— GIVEN EXERCISE —
Note each line of the listing that contains the string "Транспорт", and copy it.

== == ==

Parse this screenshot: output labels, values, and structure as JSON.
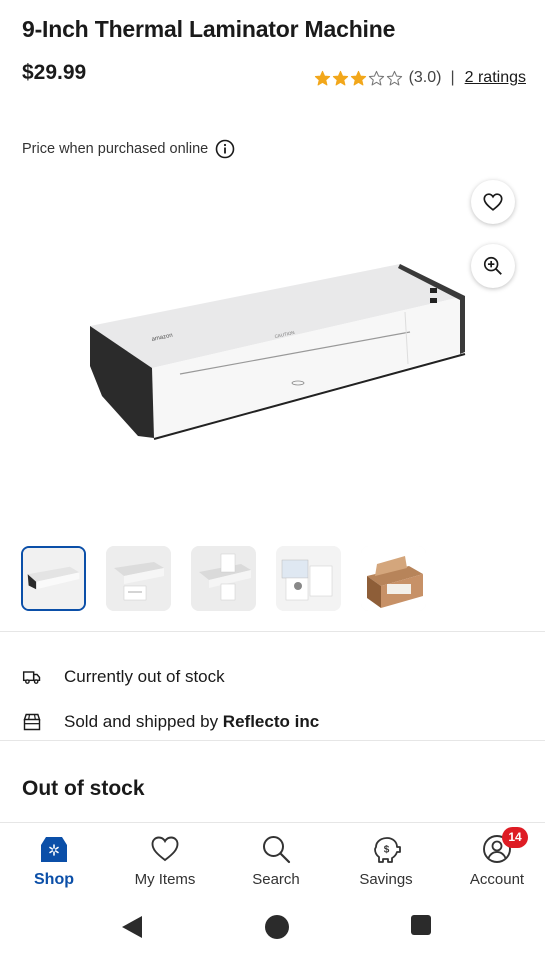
{
  "product": {
    "title": "9-Inch Thermal Laminator Machine",
    "price": "$29.99",
    "rating_value": "(3.0)",
    "rating_separator": "|",
    "ratings_link": "2 ratings",
    "stars_filled": 3,
    "stars_total": 5,
    "price_note": "Price when purchased online"
  },
  "colors": {
    "star": "#f2a71b",
    "accent": "#0b4fa8",
    "badge": "#de1c24"
  },
  "gallery": {
    "thumbnail_count": 5,
    "active_index": 0
  },
  "availability": {
    "stock_status": "Currently out of stock",
    "sold_by_prefix": "Sold and shipped by ",
    "seller": "Reflecto inc",
    "heading": "Out of stock"
  },
  "nav": {
    "items": [
      {
        "label": "Shop",
        "icon": "spark-store-icon",
        "active": true
      },
      {
        "label": "My Items",
        "icon": "heart-icon"
      },
      {
        "label": "Search",
        "icon": "search-icon"
      },
      {
        "label": "Savings",
        "icon": "piggy-bank-icon"
      },
      {
        "label": "Account",
        "icon": "account-icon",
        "badge": "14"
      }
    ]
  }
}
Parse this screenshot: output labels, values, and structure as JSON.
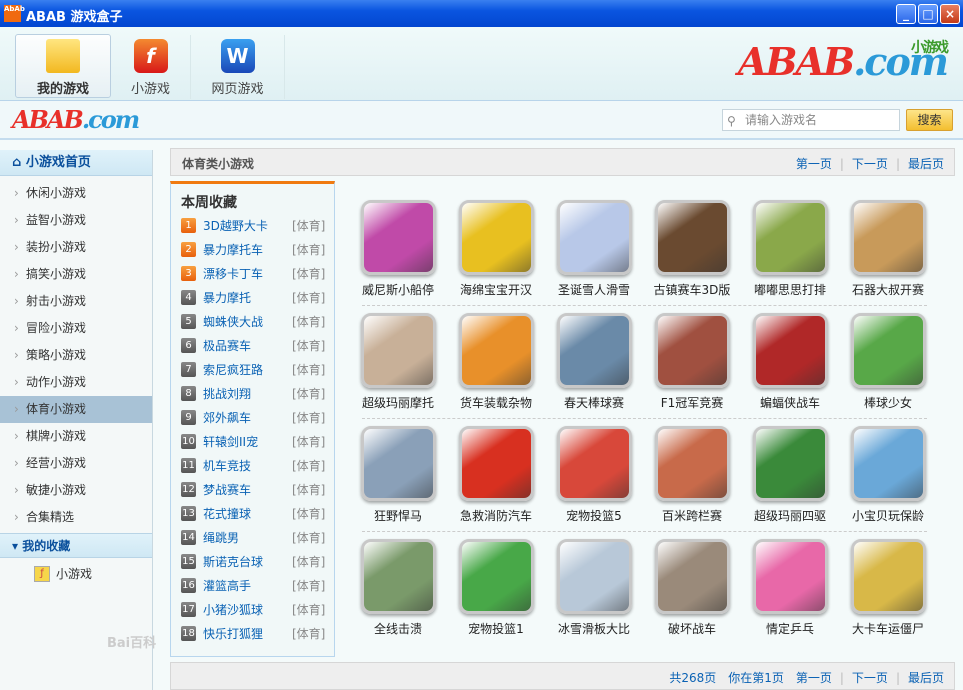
{
  "window": {
    "title": "ABAB  游戏盒子",
    "app_icon": "AbAb",
    "minimize": "_",
    "maximize": "□",
    "close": "×"
  },
  "toolbar": {
    "tabs": [
      {
        "label": "我的游戏",
        "icon": "folder-icon"
      },
      {
        "label": "小游戏",
        "icon": "flash-icon",
        "glyph": "f"
      },
      {
        "label": "网页游戏",
        "icon": "web-icon",
        "glyph": "W"
      }
    ],
    "brand_logo": {
      "main": "ABAB",
      "dot": ".com",
      "sub": "小游戏"
    }
  },
  "search": {
    "placeholder": "请输入游戏名",
    "button": "搜索"
  },
  "sidebar": {
    "home": "小游戏首页",
    "items": [
      "休闲小游戏",
      "益智小游戏",
      "装扮小游戏",
      "搞笑小游戏",
      "射击小游戏",
      "冒险小游戏",
      "策略小游戏",
      "动作小游戏",
      "体育小游戏",
      "棋牌小游戏",
      "经营小游戏",
      "敏捷小游戏",
      "合集精选"
    ],
    "active_index": 8,
    "favorites_header": "我的收藏",
    "favorites": [
      "小游戏"
    ]
  },
  "main": {
    "title": "体育类小游戏",
    "pager": {
      "first": "第一页",
      "next": "下一页",
      "last": "最后页"
    },
    "footer": {
      "total": "共268页",
      "current": "你在第1页",
      "first": "第一页",
      "next": "下一页",
      "last": "最后页"
    }
  },
  "weekly": {
    "title": "本周收藏",
    "items": [
      {
        "n": "1",
        "name": "3D越野大卡",
        "cat": "[体育]"
      },
      {
        "n": "2",
        "name": "暴力摩托车",
        "cat": "[体育]"
      },
      {
        "n": "3",
        "name": "漂移卡丁车",
        "cat": "[体育]"
      },
      {
        "n": "4",
        "name": "暴力摩托",
        "cat": "[体育]"
      },
      {
        "n": "5",
        "name": "蜘蛛侠大战",
        "cat": "[体育]"
      },
      {
        "n": "6",
        "name": "极品赛车",
        "cat": "[体育]"
      },
      {
        "n": "7",
        "name": "索尼疯狂路",
        "cat": "[体育]"
      },
      {
        "n": "8",
        "name": "挑战刘翔",
        "cat": "[体育]"
      },
      {
        "n": "9",
        "name": "郊外飙车",
        "cat": "[体育]"
      },
      {
        "n": "10",
        "name": "轩辕剑II宠",
        "cat": "[体育]"
      },
      {
        "n": "11",
        "name": "机车竞技",
        "cat": "[体育]"
      },
      {
        "n": "12",
        "name": "梦战赛车",
        "cat": "[体育]"
      },
      {
        "n": "13",
        "name": "花式撞球",
        "cat": "[体育]"
      },
      {
        "n": "14",
        "name": "绳跳男",
        "cat": "[体育]"
      },
      {
        "n": "15",
        "name": "斯诺克台球",
        "cat": "[体育]"
      },
      {
        "n": "16",
        "name": "灌篮高手",
        "cat": "[体育]"
      },
      {
        "n": "17",
        "name": "小猪沙狐球",
        "cat": "[体育]"
      },
      {
        "n": "18",
        "name": "快乐打狐狸",
        "cat": "[体育]"
      }
    ]
  },
  "games": [
    {
      "name": "威尼斯小船停",
      "color": "#c04aa8"
    },
    {
      "name": "海绵宝宝开汉",
      "color": "#e8c020"
    },
    {
      "name": "圣诞雪人滑雪",
      "color": "#b8c8e8"
    },
    {
      "name": "古镇赛车3D版",
      "color": "#6a4a30"
    },
    {
      "name": "嘟嘟思思打排",
      "color": "#8aa84a"
    },
    {
      "name": "石器大叔开赛",
      "color": "#c89a5a"
    },
    {
      "name": "超级玛丽摩托",
      "color": "#c8b098"
    },
    {
      "name": "货车装载杂物",
      "color": "#e8902a"
    },
    {
      "name": "春天棒球赛",
      "color": "#6a8aa8"
    },
    {
      "name": "F1冠军竞赛",
      "color": "#a05040"
    },
    {
      "name": "蝙蝠侠战车",
      "color": "#b02828"
    },
    {
      "name": "棒球少女",
      "color": "#58a848"
    },
    {
      "name": "狂野悍马",
      "color": "#8aa0b8"
    },
    {
      "name": "急救消防汽车",
      "color": "#d83020"
    },
    {
      "name": "宠物投篮5",
      "color": "#d8483a"
    },
    {
      "name": "百米跨栏赛",
      "color": "#c86a4a"
    },
    {
      "name": "超级玛丽四驱",
      "color": "#3a8a3a"
    },
    {
      "name": "小宝贝玩保龄",
      "color": "#6aa8d8"
    },
    {
      "name": "全线击溃",
      "color": "#7a9a6a"
    },
    {
      "name": "宠物投篮1",
      "color": "#48a848"
    },
    {
      "name": "冰雪滑板大比",
      "color": "#b8c8d8"
    },
    {
      "name": "破坏战车",
      "color": "#9a8a7a"
    },
    {
      "name": "情定乒乓",
      "color": "#e868a8"
    },
    {
      "name": "大卡车运僵尸",
      "color": "#d8b848"
    }
  ],
  "watermark": "Bai百科"
}
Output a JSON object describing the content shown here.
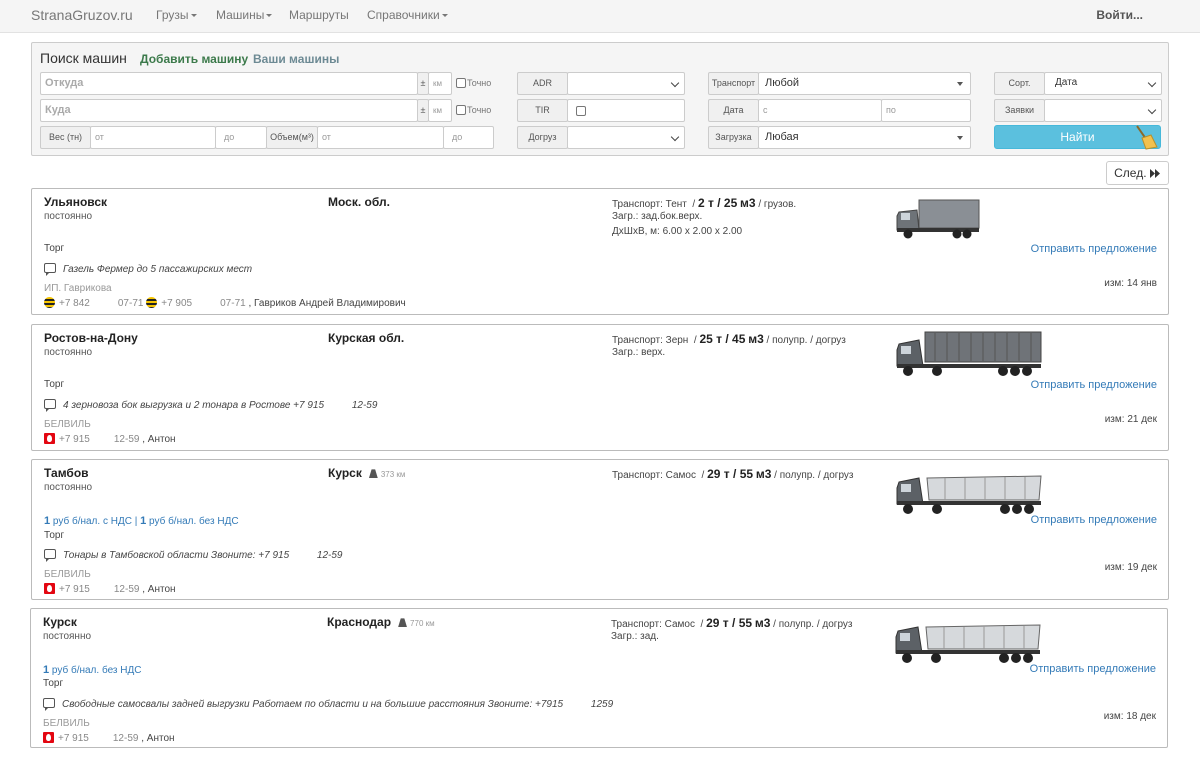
{
  "nav": {
    "brand": "StranaGruzov.ru",
    "items": [
      "Грузы",
      "Машины",
      "Маршруты",
      "Справочники"
    ],
    "login": "Войти..."
  },
  "search": {
    "title": "Поиск машин",
    "add_link": "Добавить машину",
    "my_link": "Ваши машины",
    "from_placeholder": "Откуда",
    "to_placeholder": "Куда",
    "pm": "±",
    "km": "км",
    "exact": "Точно",
    "weight_label": "Вес (тн)",
    "volume_label": "Объем(м³)",
    "from_ph": "от",
    "to_ph": "до",
    "adr_label": "ADR",
    "tir_label": "TIR",
    "dogruz_label": "Догруз",
    "transport_label": "Транспорт",
    "transport_value": "Любой",
    "date_label": "Дата",
    "date_from_ph": "с",
    "date_to_ph": "по",
    "loading_label": "Загрузка",
    "loading_value": "Любая",
    "sort_label": "Сорт.",
    "sort_value": "Дата",
    "requests_label": "Заявки",
    "find_button": "Найти",
    "next_button": "След."
  },
  "colors": {
    "link_green": "#3c7a4b",
    "link_gray": "#6d8a94",
    "accent": "#5bc0de",
    "link_blue": "#337ab7"
  },
  "cards": [
    {
      "from": "Ульяновск",
      "to": "Моск. обл.",
      "distance": "",
      "schedule": "постоянно",
      "transport": "Транспорт: Тент",
      "weight": "2 т",
      "volume": "25",
      "unit": "м3",
      "trailer": "/ грузов.",
      "line2": "Загр.: зад.бок.верх.",
      "line3": "ДхШхВ, м: 6.00 x 2.00 x 2.00",
      "price": "",
      "torg": "Торг",
      "note": "Газель Фермер до 5 пассажирских мест",
      "company": "ИП. Гаврикова",
      "phones": [
        {
          "operator": "beeline-icon",
          "number": "+7 842",
          "suffix": "07-71"
        },
        {
          "operator": "beeline-icon",
          "number": "+7 905",
          "suffix": "07-71"
        }
      ],
      "contact": ", Гавриков Андрей Владимирович",
      "offer": "Отправить предложение",
      "changed": "изм: 14 янв",
      "truck_icon": "van-truck-icon"
    },
    {
      "from": "Ростов-на-Дону",
      "to": "Курская обл.",
      "distance": "",
      "schedule": "постоянно",
      "transport": "Транспорт: Зерн",
      "weight": "25 т",
      "volume": "45",
      "unit": "м3",
      "trailer": "/ полупр. / догруз",
      "line2": "Загр.: верх.",
      "line3": "",
      "price": "",
      "torg": "Торг",
      "note": "4 зерновоза бок выгрузка и 2 тонара в Ростове +7 915          12-59",
      "company": "БЕЛВИЛЬ",
      "phones": [
        {
          "operator": "mts-icon",
          "number": "+7 915",
          "suffix": "12-59"
        }
      ],
      "contact": ", Антон",
      "offer": "Отправить предложение",
      "changed": "изм: 21 дек",
      "truck_icon": "grain-truck-icon"
    },
    {
      "from": "Тамбов",
      "to": "Курск",
      "distance": "373 км",
      "schedule": "постоянно",
      "transport": "Транспорт: Самос",
      "weight": "29 т",
      "volume": "55",
      "unit": "м3",
      "trailer": "/ полупр. / догруз",
      "line2": "",
      "line3": "",
      "price_parts": [
        "1",
        " руб б/нал. с НДС | ",
        "1",
        " руб б/нал. без НДС"
      ],
      "torg": "Торг",
      "note": "Тонары в Тамбовской области Звоните: +7 915          12-59",
      "company": "БЕЛВИЛЬ",
      "phones": [
        {
          "operator": "mts-icon",
          "number": "+7 915",
          "suffix": "12-59"
        }
      ],
      "contact": ", Антон",
      "offer": "Отправить предложение",
      "changed": "изм: 19 дек",
      "truck_icon": "dump-truck-icon"
    },
    {
      "from": "Курск",
      "to": "Краснодар",
      "distance": "770 км",
      "schedule": "постоянно",
      "transport": "Транспорт: Самос",
      "weight": "29 т",
      "volume": "55",
      "unit": "м3",
      "trailer": "/ полупр. / догруз",
      "line2": "Загр.: зад.",
      "line3": "",
      "price_parts": [
        "1",
        " руб б/нал. без НДС"
      ],
      "torg": "Торг",
      "note": "Свободные самосвалы задней выгрузки Работаем по области и на большие расстояния Звоните: +7915          1259",
      "company": "БЕЛВИЛЬ",
      "phones": [
        {
          "operator": "mts-icon",
          "number": "+7 915",
          "suffix": "12-59"
        }
      ],
      "contact": ", Антон",
      "offer": "Отправить предложение",
      "changed": "изм: 18 дек",
      "truck_icon": "dump-truck-icon"
    }
  ]
}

== == ==

— CORRECT RESPONSE —
    "transport_label": "Транспорт",
      "transport": "Транспорт: Тент",
      "transport": "Транспорт: Зерн",
      "transport": "Транспорт: Самос",
      "transport": "Транспорт: Самос",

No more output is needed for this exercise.